- Excerpted data -

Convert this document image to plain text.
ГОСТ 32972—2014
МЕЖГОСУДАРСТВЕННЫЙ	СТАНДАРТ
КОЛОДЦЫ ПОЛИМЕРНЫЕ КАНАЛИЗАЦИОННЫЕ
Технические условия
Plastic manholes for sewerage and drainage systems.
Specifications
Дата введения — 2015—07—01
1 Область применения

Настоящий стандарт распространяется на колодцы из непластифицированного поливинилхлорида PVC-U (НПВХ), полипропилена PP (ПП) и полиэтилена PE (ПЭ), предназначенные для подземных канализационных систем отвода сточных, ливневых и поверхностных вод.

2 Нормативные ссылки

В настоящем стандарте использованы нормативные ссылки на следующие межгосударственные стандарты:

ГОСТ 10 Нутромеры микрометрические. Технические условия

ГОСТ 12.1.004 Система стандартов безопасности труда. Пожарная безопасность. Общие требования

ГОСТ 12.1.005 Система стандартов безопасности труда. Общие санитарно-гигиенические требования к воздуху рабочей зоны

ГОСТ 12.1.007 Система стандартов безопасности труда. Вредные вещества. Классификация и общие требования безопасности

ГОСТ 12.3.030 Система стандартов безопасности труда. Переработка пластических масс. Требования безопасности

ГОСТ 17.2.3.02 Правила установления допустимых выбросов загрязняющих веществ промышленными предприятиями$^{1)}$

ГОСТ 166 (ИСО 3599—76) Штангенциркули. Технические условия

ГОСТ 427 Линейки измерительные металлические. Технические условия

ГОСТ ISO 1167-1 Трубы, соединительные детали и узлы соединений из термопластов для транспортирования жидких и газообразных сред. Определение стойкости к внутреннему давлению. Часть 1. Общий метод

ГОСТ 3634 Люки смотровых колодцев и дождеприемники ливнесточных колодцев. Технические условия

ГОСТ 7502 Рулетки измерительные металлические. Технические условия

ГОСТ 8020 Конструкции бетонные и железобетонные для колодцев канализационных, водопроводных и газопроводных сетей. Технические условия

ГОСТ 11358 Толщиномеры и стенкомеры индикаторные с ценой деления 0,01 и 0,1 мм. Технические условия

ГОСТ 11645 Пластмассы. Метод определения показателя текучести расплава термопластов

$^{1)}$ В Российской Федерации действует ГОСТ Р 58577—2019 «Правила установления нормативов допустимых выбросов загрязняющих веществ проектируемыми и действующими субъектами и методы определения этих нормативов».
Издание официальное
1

- Work instructions -
Give the data again, exactly as it stands.

- Exercise output -
Convert this document image to plain text.
ГОСТ 32972—2014
МЕЖГОСУДАРСТВЕННЫЙ	СТАНДАРТ
КОЛОДЦЫ ПОЛИМЕРНЫЕ КАНАЛИЗАЦИОННЫЕ
Технические условия
Plastic manholes for sewerage and drainage systems.
Specifications
Дата введения — 2015—07—01
1 Область применения

Настоящий стандарт распространяется на колодцы из непластифицированного поливинилхлорида PVC-U (НПВХ), полипропилена PP (ПП) и полиэтилена PE (ПЭ), предназначенные для подземных канализационных систем отвода сточных, ливневых и поверхностных вод.

2 Нормативные ссылки

В настоящем стандарте использованы нормативные ссылки на следующие межгосударственные стандарты:

ГОСТ 10 Нутромеры микрометрические. Технические условия

ГОСТ 12.1.004 Система стандартов безопасности труда. Пожарная безопасность. Общие требования

ГОСТ 12.1.005 Система стандартов безопасности труда. Общие санитарно-гигиенические требования к воздуху рабочей зоны

ГОСТ 12.1.007 Система стандартов безопасности труда. Вредные вещества. Классификация и общие требования безопасности

ГОСТ 12.3.030 Система стандартов безопасности труда. Переработка пластических масс. Требования безопасности

ГОСТ 17.2.3.02 Правила установления допустимых выбросов загрязняющих веществ промышленными предприятиями$^{1)}$

ГОСТ 166 (ИСО 3599—76) Штангенциркули. Технические условия

ГОСТ 427 Линейки измерительные металлические. Технические условия

ГОСТ ISO 1167-1 Трубы, соединительные детали и узлы соединений из термопластов для транспортирования жидких и газообразных сред. Определение стойкости к внутреннему давлению. Часть 1. Общий метод

ГОСТ 3634 Люки смотровых колодцев и дождеприемники ливнесточных колодцев. Технические условия

ГОСТ 7502 Рулетки измерительные металлические. Технические условия

ГОСТ 8020 Конструкции бетонные и железобетонные для колодцев канализационных, водопроводных и газопроводных сетей. Технические условия

ГОСТ 11358 Толщиномеры и стенкомеры индикаторные с ценой деления 0,01 и 0,1 мм. Технические условия

ГОСТ 11645 Пластмассы. Метод определения показателя текучести расплава термопластов

$^{1)}$ В Российской Федерации действует ГОСТ Р 58577—2019 «Правила установления нормативов допустимых выбросов загрязняющих веществ проектируемыми и действующими субъектами и методы определения этих нормативов».
Издание официальное
1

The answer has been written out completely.